● Given instruction
Take the records underneath and set them down exactly.

Collected data
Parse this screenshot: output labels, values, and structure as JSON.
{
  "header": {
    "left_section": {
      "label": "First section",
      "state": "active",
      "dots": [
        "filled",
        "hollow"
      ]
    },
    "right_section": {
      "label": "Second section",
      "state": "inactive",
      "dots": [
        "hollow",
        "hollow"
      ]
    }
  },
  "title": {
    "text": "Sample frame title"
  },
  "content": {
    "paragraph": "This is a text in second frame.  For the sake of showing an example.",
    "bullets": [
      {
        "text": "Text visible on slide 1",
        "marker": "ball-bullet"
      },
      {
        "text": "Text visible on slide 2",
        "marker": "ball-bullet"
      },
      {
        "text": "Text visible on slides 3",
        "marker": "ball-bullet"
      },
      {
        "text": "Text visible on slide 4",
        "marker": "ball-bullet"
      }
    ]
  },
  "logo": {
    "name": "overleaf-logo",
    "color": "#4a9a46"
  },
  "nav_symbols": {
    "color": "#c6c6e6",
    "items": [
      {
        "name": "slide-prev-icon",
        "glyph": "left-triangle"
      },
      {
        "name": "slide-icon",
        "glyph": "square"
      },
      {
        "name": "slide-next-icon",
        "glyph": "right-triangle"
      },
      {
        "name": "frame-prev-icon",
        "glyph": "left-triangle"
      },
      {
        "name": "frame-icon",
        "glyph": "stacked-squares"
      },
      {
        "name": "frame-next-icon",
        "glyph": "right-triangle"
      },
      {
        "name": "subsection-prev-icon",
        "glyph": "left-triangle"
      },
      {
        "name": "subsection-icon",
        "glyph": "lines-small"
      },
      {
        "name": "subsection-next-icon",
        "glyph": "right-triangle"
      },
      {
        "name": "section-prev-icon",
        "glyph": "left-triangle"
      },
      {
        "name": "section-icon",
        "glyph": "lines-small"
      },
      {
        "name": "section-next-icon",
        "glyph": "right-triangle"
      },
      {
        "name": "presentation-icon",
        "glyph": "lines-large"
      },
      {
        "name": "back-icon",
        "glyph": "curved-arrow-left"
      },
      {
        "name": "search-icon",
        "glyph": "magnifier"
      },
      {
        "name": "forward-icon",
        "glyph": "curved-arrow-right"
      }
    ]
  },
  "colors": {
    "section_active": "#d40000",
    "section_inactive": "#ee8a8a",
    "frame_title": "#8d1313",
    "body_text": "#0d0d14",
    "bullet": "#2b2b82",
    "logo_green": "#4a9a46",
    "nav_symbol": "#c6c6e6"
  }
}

● Completed task
Parse this screenshot: output labels, values, and structure as JSON.
{
  "header": {
    "left_section": {
      "label": "First section",
      "state": "active",
      "dots": [
        "filled",
        "hollow"
      ]
    },
    "right_section": {
      "label": "Second section",
      "state": "inactive",
      "dots": [
        "hollow",
        "hollow"
      ]
    }
  },
  "title": {
    "text": "Sample frame title"
  },
  "content": {
    "paragraph": "This is a text in second frame.  For the sake of showing an example.",
    "bullets": [
      {
        "text": "Text visible on slide 1",
        "marker": "ball-bullet"
      },
      {
        "text": "Text visible on slide 2",
        "marker": "ball-bullet"
      },
      {
        "text": "Text visible on slides 3",
        "marker": "ball-bullet"
      },
      {
        "text": "Text visible on slide 4",
        "marker": "ball-bullet"
      }
    ]
  },
  "logo": {
    "name": "overleaf-logo",
    "color": "#4a9a46"
  },
  "nav_symbols": {
    "color": "#c6c6e6",
    "items": [
      {
        "name": "slide-prev-icon",
        "glyph": "left-triangle"
      },
      {
        "name": "slide-icon",
        "glyph": "square"
      },
      {
        "name": "slide-next-icon",
        "glyph": "right-triangle"
      },
      {
        "name": "frame-prev-icon",
        "glyph": "left-triangle"
      },
      {
        "name": "frame-icon",
        "glyph": "stacked-squares"
      },
      {
        "name": "frame-next-icon",
        "glyph": "right-triangle"
      },
      {
        "name": "subsection-prev-icon",
        "glyph": "left-triangle"
      },
      {
        "name": "subsection-icon",
        "glyph": "lines-small"
      },
      {
        "name": "subsection-next-icon",
        "glyph": "right-triangle"
      },
      {
        "name": "section-prev-icon",
        "glyph": "left-triangle"
      },
      {
        "name": "section-icon",
        "glyph": "lines-small"
      },
      {
        "name": "section-next-icon",
        "glyph": "right-triangle"
      },
      {
        "name": "presentation-icon",
        "glyph": "lines-large"
      },
      {
        "name": "back-icon",
        "glyph": "curved-arrow-left"
      },
      {
        "name": "search-icon",
        "glyph": "magnifier"
      },
      {
        "name": "forward-icon",
        "glyph": "curved-arrow-right"
      }
    ]
  },
  "colors": {
    "section_active": "#d40000",
    "section_inactive": "#ee8a8a",
    "frame_title": "#8d1313",
    "body_text": "#0d0d14",
    "bullet": "#2b2b82",
    "logo_green": "#4a9a46",
    "nav_symbol": "#c6c6e6"
  }
}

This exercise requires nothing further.